======== Input material ========

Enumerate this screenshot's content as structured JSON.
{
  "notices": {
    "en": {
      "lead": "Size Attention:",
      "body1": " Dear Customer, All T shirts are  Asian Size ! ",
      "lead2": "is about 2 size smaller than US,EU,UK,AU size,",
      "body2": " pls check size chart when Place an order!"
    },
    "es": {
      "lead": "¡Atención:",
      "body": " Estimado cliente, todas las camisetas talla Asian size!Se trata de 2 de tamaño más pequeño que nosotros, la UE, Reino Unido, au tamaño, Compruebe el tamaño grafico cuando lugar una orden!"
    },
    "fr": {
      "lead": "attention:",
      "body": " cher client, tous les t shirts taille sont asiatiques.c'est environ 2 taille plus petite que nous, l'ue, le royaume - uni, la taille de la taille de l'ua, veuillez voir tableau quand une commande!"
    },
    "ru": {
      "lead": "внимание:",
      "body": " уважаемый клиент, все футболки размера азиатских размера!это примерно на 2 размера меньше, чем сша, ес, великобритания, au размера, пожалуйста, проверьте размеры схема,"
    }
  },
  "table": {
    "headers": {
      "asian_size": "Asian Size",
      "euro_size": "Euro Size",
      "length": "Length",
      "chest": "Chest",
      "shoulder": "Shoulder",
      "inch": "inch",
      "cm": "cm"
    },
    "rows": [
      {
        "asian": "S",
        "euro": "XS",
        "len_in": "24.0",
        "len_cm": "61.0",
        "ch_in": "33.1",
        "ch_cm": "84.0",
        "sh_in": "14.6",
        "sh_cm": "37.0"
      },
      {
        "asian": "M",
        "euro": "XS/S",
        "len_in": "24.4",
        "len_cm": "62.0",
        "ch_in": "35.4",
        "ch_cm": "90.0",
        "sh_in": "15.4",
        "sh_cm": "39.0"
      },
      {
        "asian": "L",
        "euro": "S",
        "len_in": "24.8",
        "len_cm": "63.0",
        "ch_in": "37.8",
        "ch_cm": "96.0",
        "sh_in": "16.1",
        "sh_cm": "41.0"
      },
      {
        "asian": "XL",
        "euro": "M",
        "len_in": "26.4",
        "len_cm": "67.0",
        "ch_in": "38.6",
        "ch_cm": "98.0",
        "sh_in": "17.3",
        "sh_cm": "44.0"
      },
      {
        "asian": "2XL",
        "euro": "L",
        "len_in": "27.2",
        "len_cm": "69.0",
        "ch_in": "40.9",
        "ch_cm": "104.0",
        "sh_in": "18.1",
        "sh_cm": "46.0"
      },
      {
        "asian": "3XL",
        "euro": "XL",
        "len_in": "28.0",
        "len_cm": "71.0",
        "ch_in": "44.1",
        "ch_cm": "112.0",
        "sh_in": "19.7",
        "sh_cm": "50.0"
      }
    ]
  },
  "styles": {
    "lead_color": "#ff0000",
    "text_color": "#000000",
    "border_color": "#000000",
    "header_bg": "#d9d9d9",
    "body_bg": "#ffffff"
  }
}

========

To be done: Pull every line containing "shirts" from the material above.

In response:
      "body1": " Dear Customer, All T shirts are  Asian Size ! ",
      "body": " cher client, tous les t shirts taille sont asiatiques.c'est environ 2 taille plus petite que nous, l'ue, le royaume - uni, la taille de la taille de l'ua, veuillez voir tableau quand une commande!"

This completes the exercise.